__WORK INSTRUCTIONS__.
Copy all of the material word for word, except for the pictures.

__Records from a collection__.
## START
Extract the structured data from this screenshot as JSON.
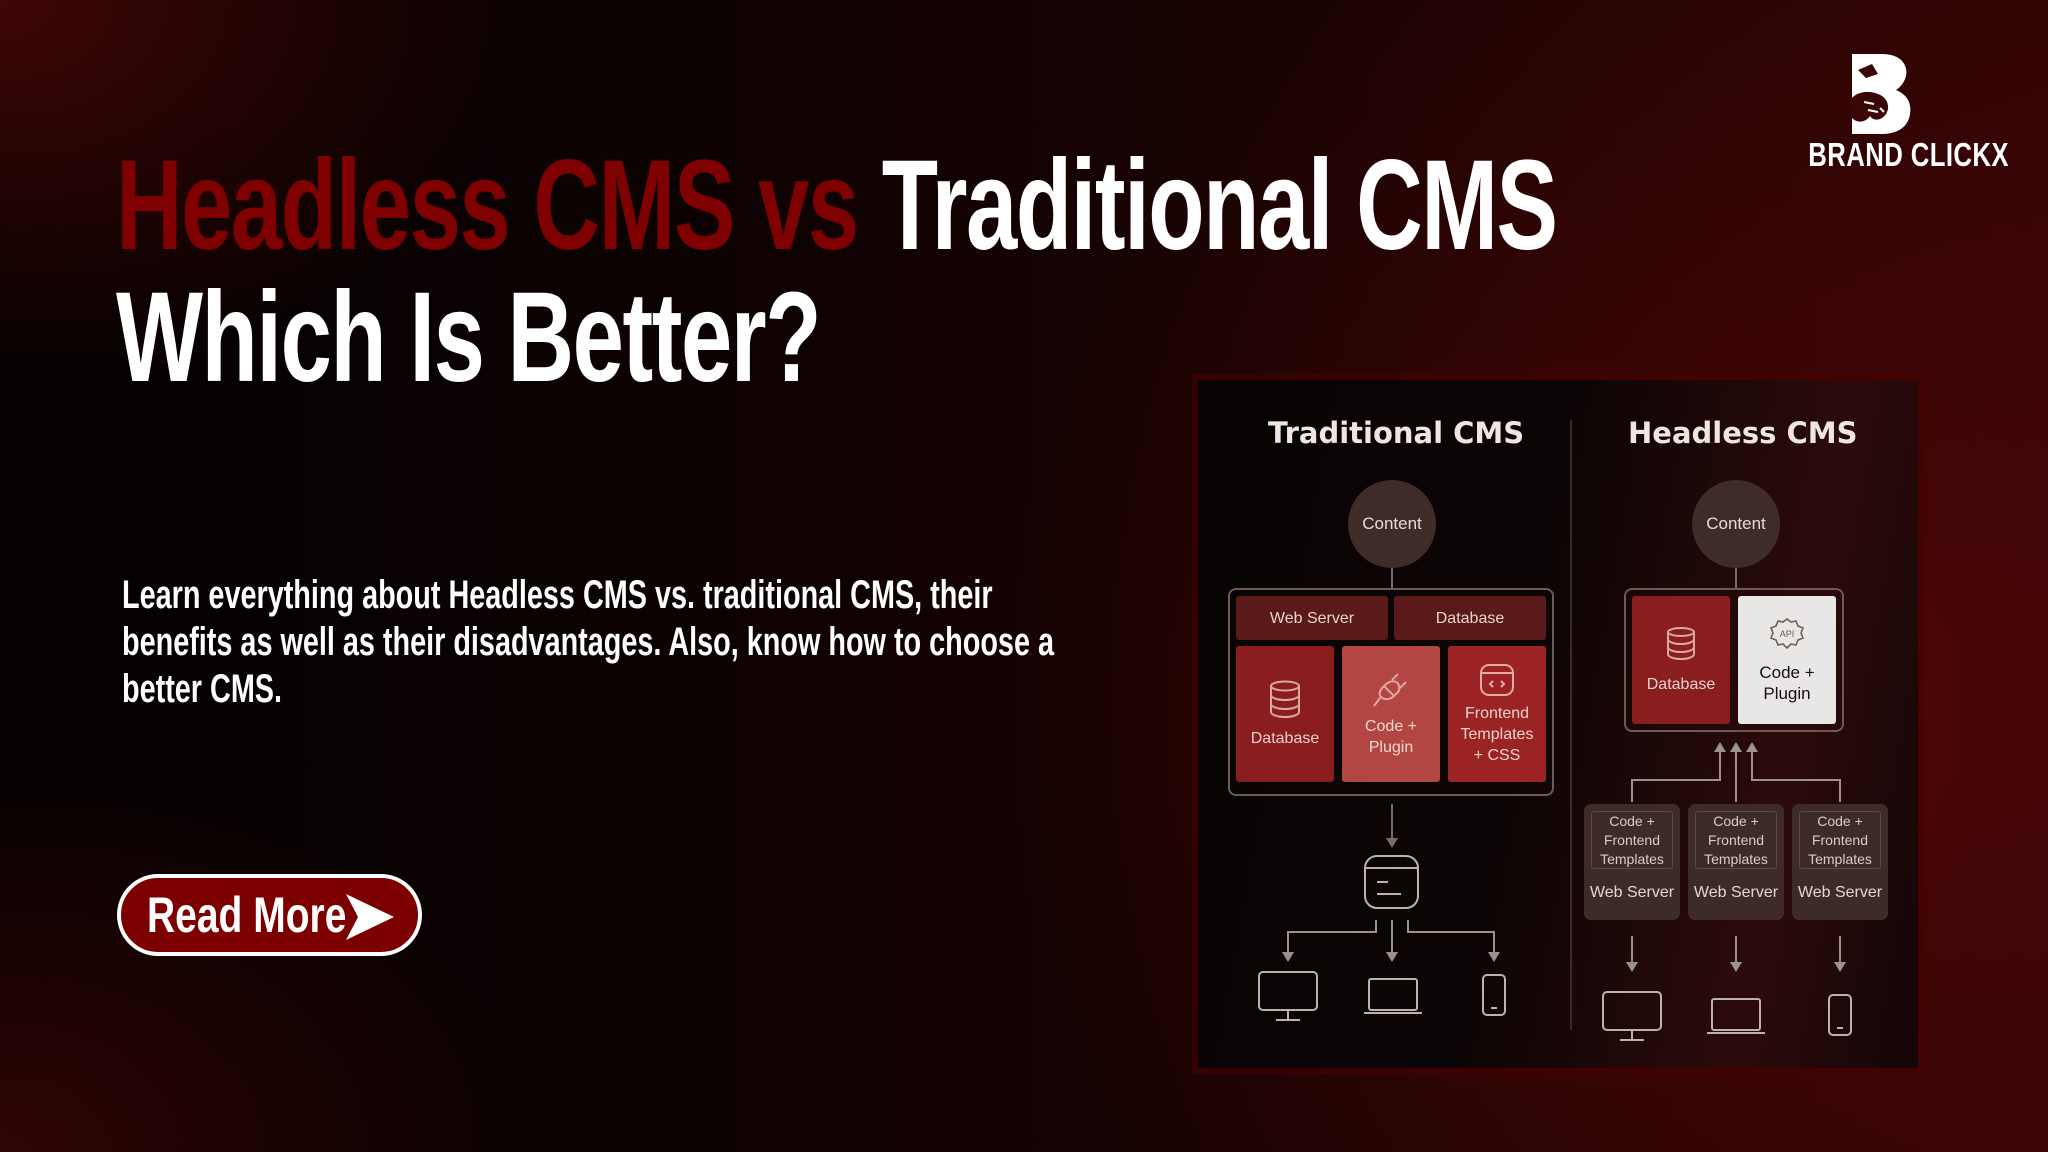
{
  "brand": {
    "name": "BRAND CLICKX",
    "logo_icon": "panther-b-logo-icon"
  },
  "headline": {
    "line1_highlight": "Headless CMS vs",
    "line1_rest": "Traditional CMS",
    "line2": "Which Is Better?",
    "highlight_color": "#7f0000"
  },
  "description": "Learn everything about Headless CMS vs. traditional CMS, their benefits as well as their disadvantages. Also, know how to choose a better CMS.",
  "cta": {
    "label": "Read More",
    "icon": "play-arrow-icon",
    "color": "#7d0000"
  },
  "diagram": {
    "traditional": {
      "title": "Traditional CMS",
      "content_label": "Content",
      "top_tiles": [
        "Web Server",
        "Database"
      ],
      "tiles": [
        {
          "label": "Database",
          "icon": "database-icon"
        },
        {
          "label": "Code + Plugin",
          "icon": "plug-icon"
        },
        {
          "label": "Frontend Templates + CSS",
          "icon": "code-window-icon"
        }
      ],
      "output_icon": "browser-window-icon",
      "devices": [
        "desktop-icon",
        "laptop-icon",
        "mobile-icon"
      ]
    },
    "headless": {
      "title": "Headless CMS",
      "content_label": "Content",
      "tiles": [
        {
          "label": "Database",
          "icon": "database-icon"
        },
        {
          "label": "Code + Plugin",
          "icon": "api-gear-icon",
          "icon_text": "API"
        }
      ],
      "servers": [
        {
          "inner": "Code + Frontend Templates",
          "label": "Web Server"
        },
        {
          "inner": "Code + Frontend Templates",
          "label": "Web Server"
        },
        {
          "inner": "Code + Frontend Templates",
          "label": "Web Server"
        }
      ],
      "devices": [
        "desktop-icon",
        "laptop-icon",
        "mobile-icon"
      ]
    }
  }
}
## END
__RESULT FOR THIS EXERCISE__.
Extract the structured data from this screenshot as JSON.
{
  "brand": {
    "name": "BRAND CLICKX",
    "logo_icon": "panther-b-logo-icon"
  },
  "headline": {
    "line1_highlight": "Headless CMS vs",
    "line1_rest": "Traditional CMS",
    "line2": "Which Is Better?",
    "highlight_color": "#7f0000"
  },
  "description": "Learn everything about Headless CMS vs. traditional CMS, their benefits as well as their disadvantages. Also, know how to choose a better CMS.",
  "cta": {
    "label": "Read More",
    "icon": "play-arrow-icon",
    "color": "#7d0000"
  },
  "diagram": {
    "traditional": {
      "title": "Traditional CMS",
      "content_label": "Content",
      "top_tiles": [
        "Web Server",
        "Database"
      ],
      "tiles": [
        {
          "label": "Database",
          "icon": "database-icon"
        },
        {
          "label": "Code + Plugin",
          "icon": "plug-icon"
        },
        {
          "label": "Frontend Templates + CSS",
          "icon": "code-window-icon"
        }
      ],
      "output_icon": "browser-window-icon",
      "devices": [
        "desktop-icon",
        "laptop-icon",
        "mobile-icon"
      ]
    },
    "headless": {
      "title": "Headless CMS",
      "content_label": "Content",
      "tiles": [
        {
          "label": "Database",
          "icon": "database-icon"
        },
        {
          "label": "Code + Plugin",
          "icon": "api-gear-icon",
          "icon_text": "API"
        }
      ],
      "servers": [
        {
          "inner": "Code + Frontend Templates",
          "label": "Web Server"
        },
        {
          "inner": "Code + Frontend Templates",
          "label": "Web Server"
        },
        {
          "inner": "Code + Frontend Templates",
          "label": "Web Server"
        }
      ],
      "devices": [
        "desktop-icon",
        "laptop-icon",
        "mobile-icon"
      ]
    }
  }
}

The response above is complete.